===== MATERIAL SUPPLIED =====
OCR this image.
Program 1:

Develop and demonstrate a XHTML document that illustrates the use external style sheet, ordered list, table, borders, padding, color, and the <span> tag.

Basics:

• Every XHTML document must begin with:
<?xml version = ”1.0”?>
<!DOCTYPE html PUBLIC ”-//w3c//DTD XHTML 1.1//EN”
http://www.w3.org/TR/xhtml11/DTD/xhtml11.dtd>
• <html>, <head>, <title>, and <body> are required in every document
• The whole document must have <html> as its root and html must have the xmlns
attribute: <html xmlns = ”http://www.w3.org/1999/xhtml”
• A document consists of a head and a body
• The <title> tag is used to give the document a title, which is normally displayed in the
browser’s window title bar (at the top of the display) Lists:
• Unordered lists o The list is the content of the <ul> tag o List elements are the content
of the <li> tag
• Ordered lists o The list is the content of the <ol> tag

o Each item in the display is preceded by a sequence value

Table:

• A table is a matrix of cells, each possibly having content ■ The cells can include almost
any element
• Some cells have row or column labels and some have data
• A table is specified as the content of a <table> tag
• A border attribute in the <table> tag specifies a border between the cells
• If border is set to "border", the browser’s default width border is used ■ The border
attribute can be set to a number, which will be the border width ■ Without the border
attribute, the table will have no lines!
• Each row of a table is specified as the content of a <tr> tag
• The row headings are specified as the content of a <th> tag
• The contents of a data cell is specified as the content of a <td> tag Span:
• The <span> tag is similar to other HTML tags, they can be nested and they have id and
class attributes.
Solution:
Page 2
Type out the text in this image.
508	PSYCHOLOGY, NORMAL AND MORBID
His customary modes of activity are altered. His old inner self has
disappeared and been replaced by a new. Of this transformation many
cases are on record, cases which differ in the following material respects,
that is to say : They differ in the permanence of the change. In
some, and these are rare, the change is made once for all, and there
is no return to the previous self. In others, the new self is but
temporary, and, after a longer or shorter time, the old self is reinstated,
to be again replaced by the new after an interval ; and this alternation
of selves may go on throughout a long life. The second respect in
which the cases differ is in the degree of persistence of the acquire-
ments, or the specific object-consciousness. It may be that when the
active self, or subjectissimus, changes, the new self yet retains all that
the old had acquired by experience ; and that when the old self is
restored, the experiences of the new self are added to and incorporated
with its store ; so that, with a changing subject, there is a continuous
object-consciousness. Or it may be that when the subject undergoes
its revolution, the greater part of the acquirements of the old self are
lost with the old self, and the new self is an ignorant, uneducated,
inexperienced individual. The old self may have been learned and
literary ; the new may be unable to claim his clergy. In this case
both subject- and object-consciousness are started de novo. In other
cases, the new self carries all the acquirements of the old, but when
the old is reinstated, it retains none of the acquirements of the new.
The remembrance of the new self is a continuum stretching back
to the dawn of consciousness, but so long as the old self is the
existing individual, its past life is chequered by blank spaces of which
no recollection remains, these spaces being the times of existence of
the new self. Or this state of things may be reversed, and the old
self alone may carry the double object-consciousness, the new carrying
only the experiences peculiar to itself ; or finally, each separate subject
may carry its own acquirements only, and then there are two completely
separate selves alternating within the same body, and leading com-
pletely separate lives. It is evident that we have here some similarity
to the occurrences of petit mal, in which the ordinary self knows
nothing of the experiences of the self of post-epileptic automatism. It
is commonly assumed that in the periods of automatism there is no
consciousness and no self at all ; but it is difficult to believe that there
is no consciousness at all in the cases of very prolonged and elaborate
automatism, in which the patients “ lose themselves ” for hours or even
=====
_YOUR GOAL:_ Locate the lines above that hold the word "differ". Show every one of them.

_TASK RESULT:_
cases are on record, cases which differ in the following material respects,
that is to say : They differ in the permanence of the change. In
which the cases differ is in the degree of persistence of the acquire-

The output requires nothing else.